• [Stored data]:
────────
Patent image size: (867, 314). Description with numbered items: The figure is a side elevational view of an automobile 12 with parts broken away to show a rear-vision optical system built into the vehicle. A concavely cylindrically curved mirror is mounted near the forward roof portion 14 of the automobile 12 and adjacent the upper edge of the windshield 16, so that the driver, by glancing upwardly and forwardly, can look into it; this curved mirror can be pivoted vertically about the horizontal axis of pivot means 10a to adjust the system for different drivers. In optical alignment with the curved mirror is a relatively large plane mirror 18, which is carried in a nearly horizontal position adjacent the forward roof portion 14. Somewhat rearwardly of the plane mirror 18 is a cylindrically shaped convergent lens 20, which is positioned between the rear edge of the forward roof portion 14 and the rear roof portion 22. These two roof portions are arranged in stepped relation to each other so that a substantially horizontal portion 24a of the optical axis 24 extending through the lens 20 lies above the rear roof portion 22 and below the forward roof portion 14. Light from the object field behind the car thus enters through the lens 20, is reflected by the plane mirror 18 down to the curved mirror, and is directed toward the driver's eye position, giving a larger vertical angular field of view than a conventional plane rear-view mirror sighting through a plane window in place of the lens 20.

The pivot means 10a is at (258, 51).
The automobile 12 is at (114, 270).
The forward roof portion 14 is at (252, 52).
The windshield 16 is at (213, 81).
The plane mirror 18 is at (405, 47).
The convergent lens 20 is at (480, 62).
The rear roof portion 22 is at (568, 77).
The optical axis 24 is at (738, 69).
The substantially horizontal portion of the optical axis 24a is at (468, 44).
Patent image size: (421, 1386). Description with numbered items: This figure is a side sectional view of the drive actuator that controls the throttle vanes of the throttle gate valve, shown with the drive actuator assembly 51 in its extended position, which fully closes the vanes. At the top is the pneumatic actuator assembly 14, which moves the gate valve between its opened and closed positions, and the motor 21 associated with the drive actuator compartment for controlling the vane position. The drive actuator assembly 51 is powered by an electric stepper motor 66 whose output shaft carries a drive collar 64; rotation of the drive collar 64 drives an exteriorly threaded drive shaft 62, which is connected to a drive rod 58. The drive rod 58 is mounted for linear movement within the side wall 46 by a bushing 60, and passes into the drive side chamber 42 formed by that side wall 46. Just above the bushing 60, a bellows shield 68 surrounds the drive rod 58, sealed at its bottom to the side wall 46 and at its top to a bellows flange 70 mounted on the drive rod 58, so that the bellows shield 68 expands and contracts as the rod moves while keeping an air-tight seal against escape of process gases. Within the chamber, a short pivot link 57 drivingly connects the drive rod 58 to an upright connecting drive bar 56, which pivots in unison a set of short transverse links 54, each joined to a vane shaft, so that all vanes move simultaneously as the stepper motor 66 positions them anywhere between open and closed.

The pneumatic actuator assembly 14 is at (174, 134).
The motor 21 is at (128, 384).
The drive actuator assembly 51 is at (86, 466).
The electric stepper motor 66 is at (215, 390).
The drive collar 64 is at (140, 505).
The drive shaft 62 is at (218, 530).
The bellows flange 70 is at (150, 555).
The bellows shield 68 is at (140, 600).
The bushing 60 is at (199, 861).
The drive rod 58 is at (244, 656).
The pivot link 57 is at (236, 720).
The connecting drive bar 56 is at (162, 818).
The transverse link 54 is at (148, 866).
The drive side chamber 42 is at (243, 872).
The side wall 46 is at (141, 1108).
────────
• [Task instructions]:
From the start of the entries through the line containing "The substantially horizontal", give the entries as a two-column CSV with the columns entry_text and answer_text. Each entry gets one row, and each value goes in a single quoted field with its line breaks replaced by spaces.

• [Solution for this task]:
entry_text,answer_text
"Patent image size: (867, 314). Description with numbered items: The figure is a side elevational view of an automobile 12 with parts broken away to show a rear-vision optical system built into the vehicle. A concavely cylindrically curved mirror is mounted near the forward roof portion 14 of the automobile 12 and adjacent the upper edge of the windshield 16, so that the driver, by glancing upwardly and forwardly, can look into it; this curved mirror can be pivoted vertically about the horizontal axis of pivot means 10a to adjust the system for different drivers. In optical alignment with the curved mirror is a relatively large plane mirror 18, which is carried in a nearly horizontal position adjacent the forward roof portion 14. Somewhat rearwardly of the plane mirror 18 is a cylindrically shaped convergent lens 20, which is positioned between the rear edge of the forward roof portion 14 and the rear roof portion 22. These two roof portions are arranged in stepped relation to each other so that a substantially horizontal portion 24a of the optical axis 24 extending through the lens 20 lies above the rear roof portion 22 and below the forward roof portion 14. Light from the object field behind the car thus enters through the lens 20, is reflected by the plane mirror 18 down to the curved mirror, and is directed toward the driver's eye position, giving a larger vertical angular field of view than a conventional plane rear-view mirror sighting through a plane window in place of the lens 20.","The pivot means 10a is at (258, 51). The automobile 12 is at (114, 270). The forward roof portion 14 is at (252, 52). The windshield 16 is at (213, 81). The plane mirror 18 is at (405, 47). The convergent lens 20 is at (480, 62). The rear roof portion 22 is at (568, 77). The optical axis 24 is at (738, 69). The substantially horizontal portion of the optical axis 24a is at (468, 44)."